What is being asked —
Type out the complete listing below word for word, without its pictures.

Dataset excerpts —

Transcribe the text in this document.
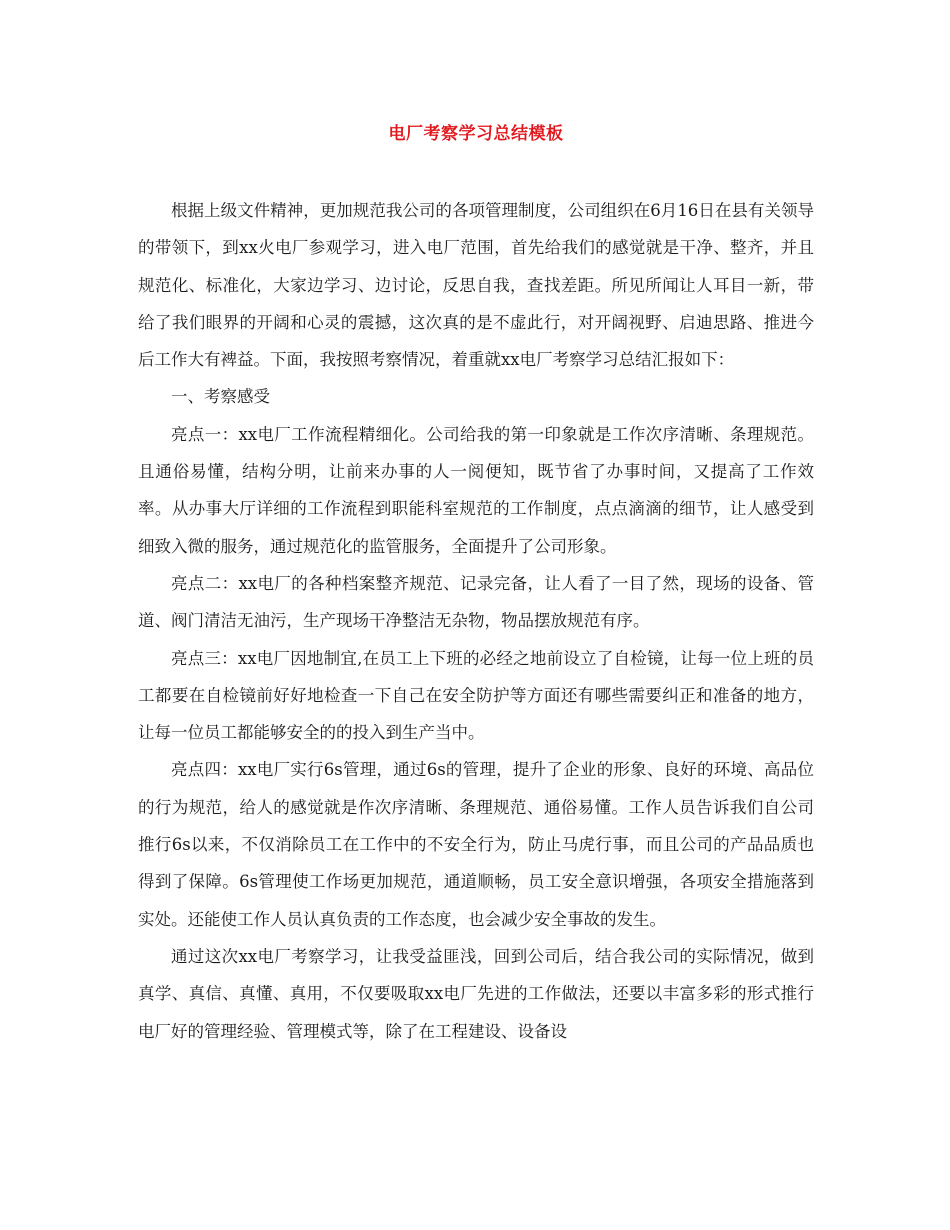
电厂考察学习总结模板

根据上级文件精神，更加规范我公司的各项管理制度，公司组织在6月16日在县有关领导的带领下，到xx火电厂参观学习，进入电厂范围，首先给我们的感觉就是干净、整齐，并且规范化、标准化，大家边学习、边讨论，反思自我，查找差距。所见所闻让人耳目一新，带给了我们眼界的开阔和心灵的震撼，这次真的是不虚此行，对开阔视野、启迪思路、推进今后工作大有裨益。下面，我按照考察情况，着重就xx电厂考察学习总结汇报如下：

一、考察感受

亮点一：xx电厂工作流程精细化。公司给我的第一印象就是工作次序清晰、条理规范。且通俗易懂，结构分明，让前来办事的人一阅便知，既节省了办事时间，又提高了工作效率。从办事大厅详细的工作流程到职能科室规范的工作制度，点点滴滴的细节，让人感受到细致入微的服务，通过规范化的监管服务，全面提升了公司形象。

亮点二：xx电厂的各种档案整齐规范、记录完备，让人看了一目了然，现场的设备、管道、阀门清洁无油污，生产现场干净整洁无杂物，物品摆放规范有序。

亮点三：xx电厂因地制宜,在员工上下班的必经之地前设立了自检镜，让每一位上班的员工都要在自检镜前好好地检查一下自己在安全防护等方面还有哪些需要纠正和准备的地方，让每一位员工都能够安全的的投入到生产当中。

亮点四：xx电厂实行6s管理，通过6s的管理，提升了企业的形象、良好的环境、高品位的行为规范，给人的感觉就是作次序清晰、条理规范、通俗易懂。工作人员告诉我们自公司推行6s以来，不仅消除员工在工作中的不安全行为，防止马虎行事，而且公司的产品品质也得到了保障。6s管理使工作场更加规范，通道顺畅，员工安全意识增强，各项安全措施落到实处。还能使工作人员认真负责的工作态度，也会减少安全事故的发生。

通过这次xx电厂考察学习，让我受益匪浅，回到公司后，结合我公司的实际情况，做到真学、真信、真懂、真用，不仅要吸取xx电厂先进的工作做法，还要以丰富多彩的形式推行电厂好的管理经验、管理模式等，除了在工程建设、设备设
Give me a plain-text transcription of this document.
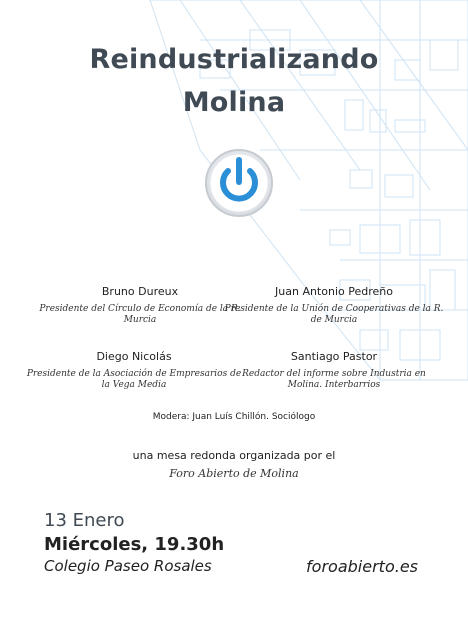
Reindustrializando
Molina
Bruno Dureux
Presidente del Círculo de Economía de la R. Murcia
Juan Antonio Pedreño
Presidente de la Unión de Cooperativas de la R. de Murcia
Diego Nicolás
Presidente de la Asociación de Empresarios de la Vega Media
Santiago Pastor
Redactor del informe sobre Industria en Molina. Interbarrios
Modera: Juan Luís Chillón. Sociólogo
una mesa redonda organizada por el
Foro Abierto de Molina
13 Enero
Miércoles, 19.30h
Colegio Paseo Rosales	foroabierto.es
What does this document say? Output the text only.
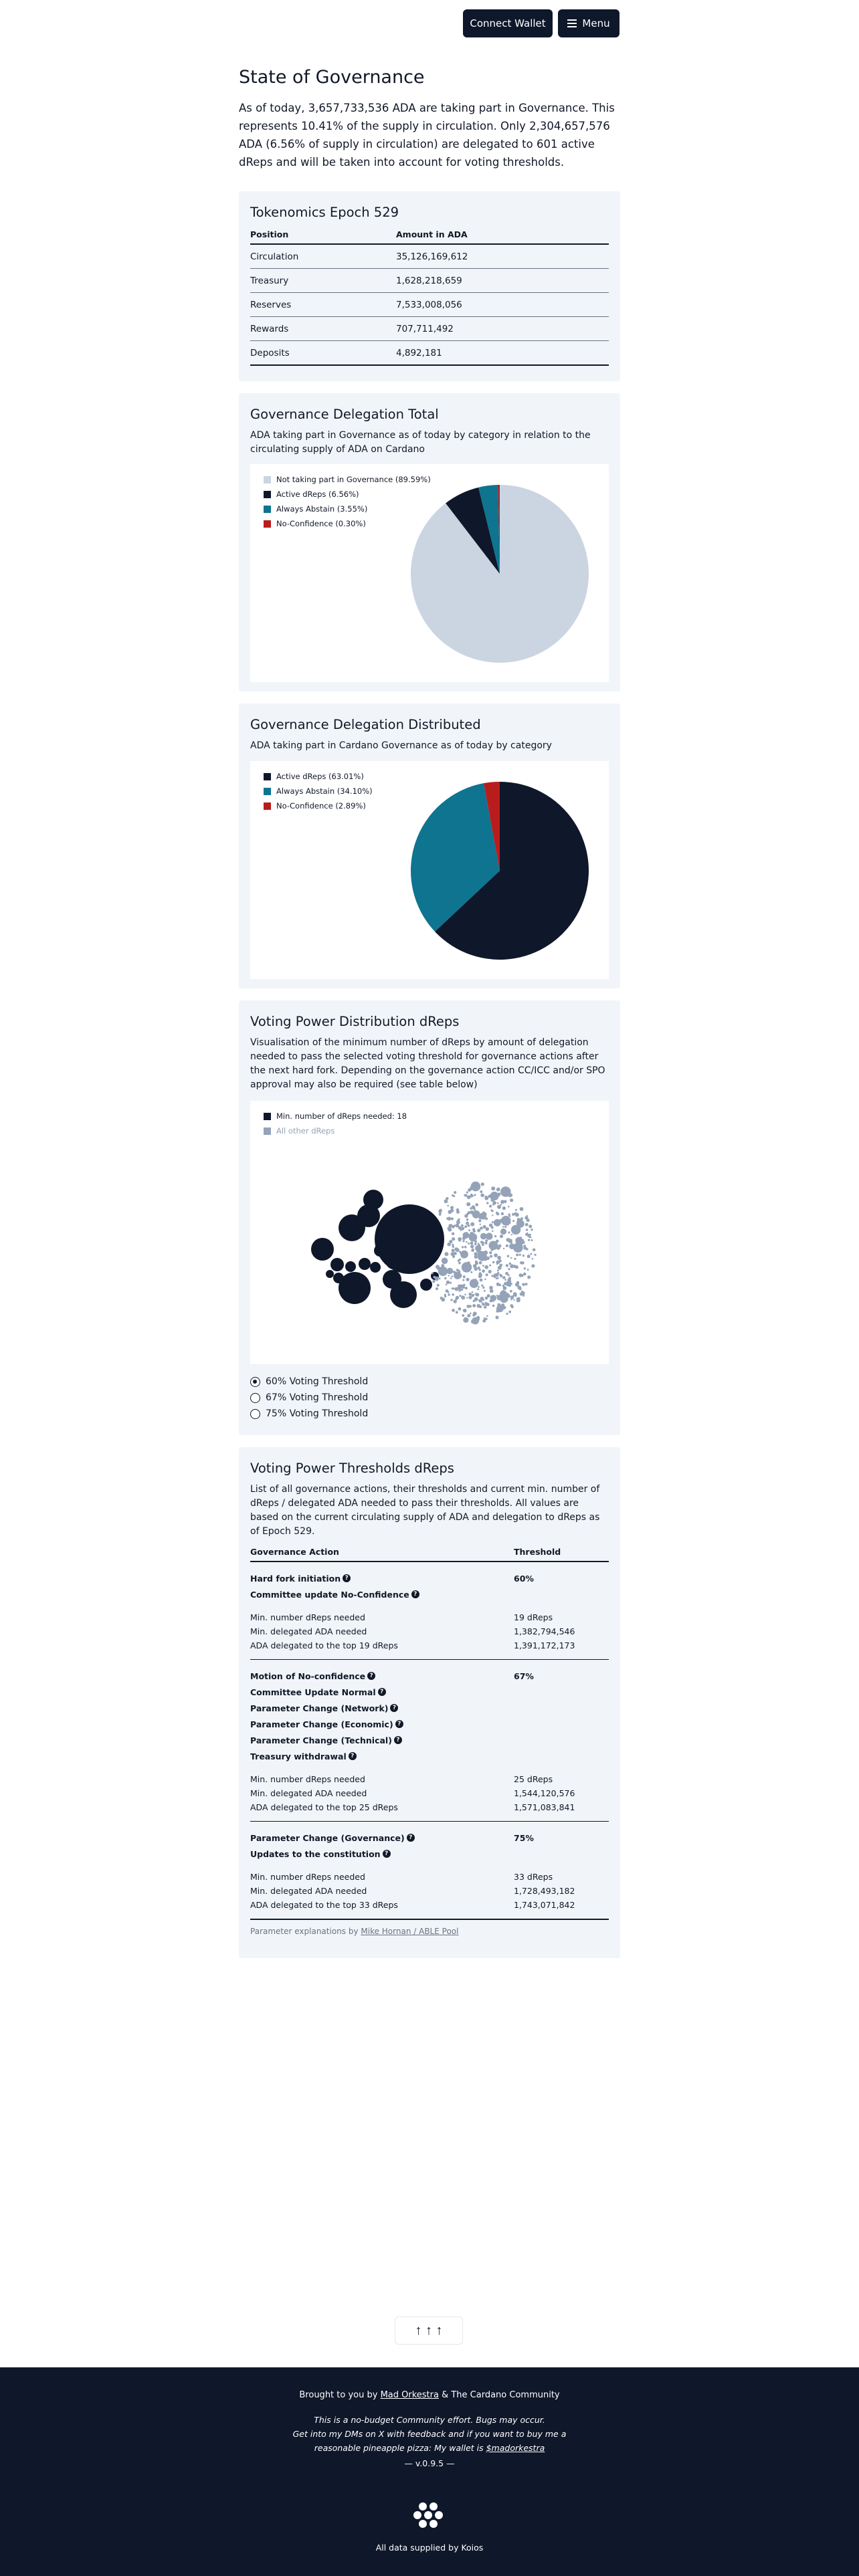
Connect Wallet	Menu
State of Governance

As of today, 3,657,733,536 ADA are taking part in Governance. This represents 10.41% of the supply in circulation. Only 2,304,657,576 ADA (6.56% of supply in circulation) are delegated to 601 active dReps and will be taken into account for voting thresholds.

Tokenomics Epoch 529
Position	Amount in ADA
Circulation	35,126,169,612
Treasury	1,628,218,659
Reserves	7,533,008,056
Rewards	707,711,492
Deposits	4,892,181
Governance Delegation Total

ADA taking part in Governance as of today by category in relation to the circulating supply of ADA on Cardano

Not taking part in Governance (89.59%)
Active dReps (6.56%)
Always Abstain (3.55%)
No-Confidence (0.30%)
Governance Delegation Distributed

ADA taking part in Cardano Governance as of today by category

Active dReps (63.01%)
Always Abstain (34.10%)
No-Confidence (2.89%)
Voting Power Distribution dReps

Visualisation of the minimum number of dReps by amount of delegation needed to pass the selected voting threshold for governance actions after the next hard fork. Depending on the governance action CC/ICC and/or SPO approval may also be required (see table below)

Min. number of dReps needed: 18
All other dReps
60% Voting Threshold
67% Voting Threshold
75% Voting Threshold
Voting Power Thresholds dReps

List of all governance actions, their thresholds and current min. number of dReps / delegated ADA needed to pass their thresholds. All values are based on the current circulating supply of ADA and delegation to dReps as of Epoch 529.

Governance Action	Threshold
Hard fork initiation ?	60%
Committee update No-Confidence ?
Min. number dReps needed	19 dReps
Min. delegated ADA needed	1,382,794,546
ADA delegated to the top 19 dReps	1,391,172,173
Motion of No-confidence ?	67%
Committee Update Normal ?
Parameter Change (Network) ?
Parameter Change (Economic) ?
Parameter Change (Technical) ?
Treasury withdrawal ?
Min. number dReps needed	25 dReps
Min. delegated ADA needed	1,544,120,576
ADA delegated to the top 25 dReps	1,571,083,841
Parameter Change (Governance) ?	75%
Updates to the constitution ?
Min. number dReps needed	33 dReps
Min. delegated ADA needed	1,728,493,182
ADA delegated to the top 33 dReps	1,743,071,842

Parameter explanations by Mike Hornan / ABLE Pool

↑ ↑ ↑
Brought to you by Mad Orkestra & The Cardano Community
This is a no-budget Community effort. Bugs may occur.
Get into my DMs on X with feedback and if you want to buy me a
reasonable pineapple pizza: My wallet is $madorkestra
— v.0.9.5 —
All data supplied by Koios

Result of the exercise —
Transcribe the text in this document.
电厂考察学习总结模板

根据上级文件精神，更加规范我公司的各项管理制度，公司组织在6月16日在县有关领导的带领下，到xx火电厂参观学习，进入电厂范围，首先给我们的感觉就是干净、整齐，并且规范化、标准化，大家边学习、边讨论，反思自我，查找差距。所见所闻让人耳目一新，带给了我们眼界的开阔和心灵的震撼，这次真的是不虚此行，对开阔视野、启迪思路、推进今后工作大有裨益。下面，我按照考察情况，着重就xx电厂考察学习总结汇报如下：

一、考察感受

亮点一：xx电厂工作流程精细化。公司给我的第一印象就是工作次序清晰、条理规范。且通俗易懂，结构分明，让前来办事的人一阅便知，既节省了办事时间，又提高了工作效率。从办事大厅详细的工作流程到职能科室规范的工作制度，点点滴滴的细节，让人感受到细致入微的服务，通过规范化的监管服务，全面提升了公司形象。

亮点二：xx电厂的各种档案整齐规范、记录完备，让人看了一目了然，现场的设备、管道、阀门清洁无油污，生产现场干净整洁无杂物，物品摆放规范有序。

亮点三：xx电厂因地制宜,在员工上下班的必经之地前设立了自检镜，让每一位上班的员工都要在自检镜前好好地检查一下自己在安全防护等方面还有哪些需要纠正和准备的地方，让每一位员工都能够安全的的投入到生产当中。

亮点四：xx电厂实行6s管理，通过6s的管理，提升了企业的形象、良好的环境、高品位的行为规范，给人的感觉就是作次序清晰、条理规范、通俗易懂。工作人员告诉我们自公司推行6s以来，不仅消除员工在工作中的不安全行为，防止马虎行事，而且公司的产品品质也得到了保障。6s管理使工作场更加规范，通道顺畅，员工安全意识增强，各项安全措施落到实处。还能使工作人员认真负责的工作态度，也会减少安全事故的发生。

通过这次xx电厂考察学习，让我受益匪浅，回到公司后，结合我公司的实际情况，做到真学、真信、真懂、真用，不仅要吸取xx电厂先进的工作做法，还要以丰富多彩的形式推行电厂好的管理经验、管理模式等，除了在工程建设、设备设
Give me a plain-text transcription of this document.
Reindustrializando
Molina
Bruno Dureux
Presidente del Círculo de Economía de la R. Murcia
Juan Antonio Pedreño
Presidente de la Unión de Cooperativas de la R. de Murcia
Diego Nicolás
Presidente de la Asociación de Empresarios de la Vega Media
Santiago Pastor
Redactor del informe sobre Industria en Molina. Interbarrios
Modera: Juan Luís Chillón. Sociólogo
una mesa redonda organizada por el
Foro Abierto de Molina
13 Enero
Miércoles, 19.30h
Colegio Paseo Rosales	foroabierto.es
What does this document say? Output the text only.
Connect Wallet	Menu
State of Governance

As of today, 3,657,733,536 ADA are taking part in Governance. This represents 10.41% of the supply in circulation. Only 2,304,657,576 ADA (6.56% of supply in circulation) are delegated to 601 active dReps and will be taken into account for voting thresholds.

Tokenomics Epoch 529
Position	Amount in ADA
Circulation	35,126,169,612
Treasury	1,628,218,659
Reserves	7,533,008,056
Rewards	707,711,492
Deposits	4,892,181
Governance Delegation Total

ADA taking part in Governance as of today by category in relation to the circulating supply of ADA on Cardano

Not taking part in Governance (89.59%)
Active dReps (6.56%)
Always Abstain (3.55%)
No-Confidence (0.30%)
Governance Delegation Distributed

ADA taking part in Cardano Governance as of today by category

Active dReps (63.01%)
Always Abstain (34.10%)
No-Confidence (2.89%)
Voting Power Distribution dReps

Visualisation of the minimum number of dReps by amount of delegation needed to pass the selected voting threshold for governance actions after the next hard fork. Depending on the governance action CC/ICC and/or SPO approval may also be required (see table below)

Min. number of dReps needed: 18
All other dReps
60% Voting Threshold
67% Voting Threshold
75% Voting Threshold
Voting Power Thresholds dReps

List of all governance actions, their thresholds and current min. number of dReps / delegated ADA needed to pass their thresholds. All values are based on the current circulating supply of ADA and delegation to dReps as of Epoch 529.

Governance Action	Threshold
Hard fork initiation ?	60%
Committee update No-Confidence ?
Min. number dReps needed	19 dReps
Min. delegated ADA needed	1,382,794,546
ADA delegated to the top 19 dReps	1,391,172,173
Motion of No-confidence ?	67%
Committee Update Normal ?
Parameter Change (Network) ?
Parameter Change (Economic) ?
Parameter Change (Technical) ?
Treasury withdrawal ?
Min. number dReps needed	25 dReps
Min. delegated ADA needed	1,544,120,576
ADA delegated to the top 25 dReps	1,571,083,841
Parameter Change (Governance) ?	75%
Updates to the constitution ?
Min. number dReps needed	33 dReps
Min. delegated ADA needed	1,728,493,182
ADA delegated to the top 33 dReps	1,743,071,842

Parameter explanations by Mike Hornan / ABLE Pool

↑ ↑ ↑
Brought to you by Mad Orkestra & The Cardano Community
This is a no-budget Community effort. Bugs may occur.
Get into my DMs on X with feedback and if you want to buy me a
reasonable pineapple pizza: My wallet is $madorkestra
— v.0.9.5 —
All data supplied by Koios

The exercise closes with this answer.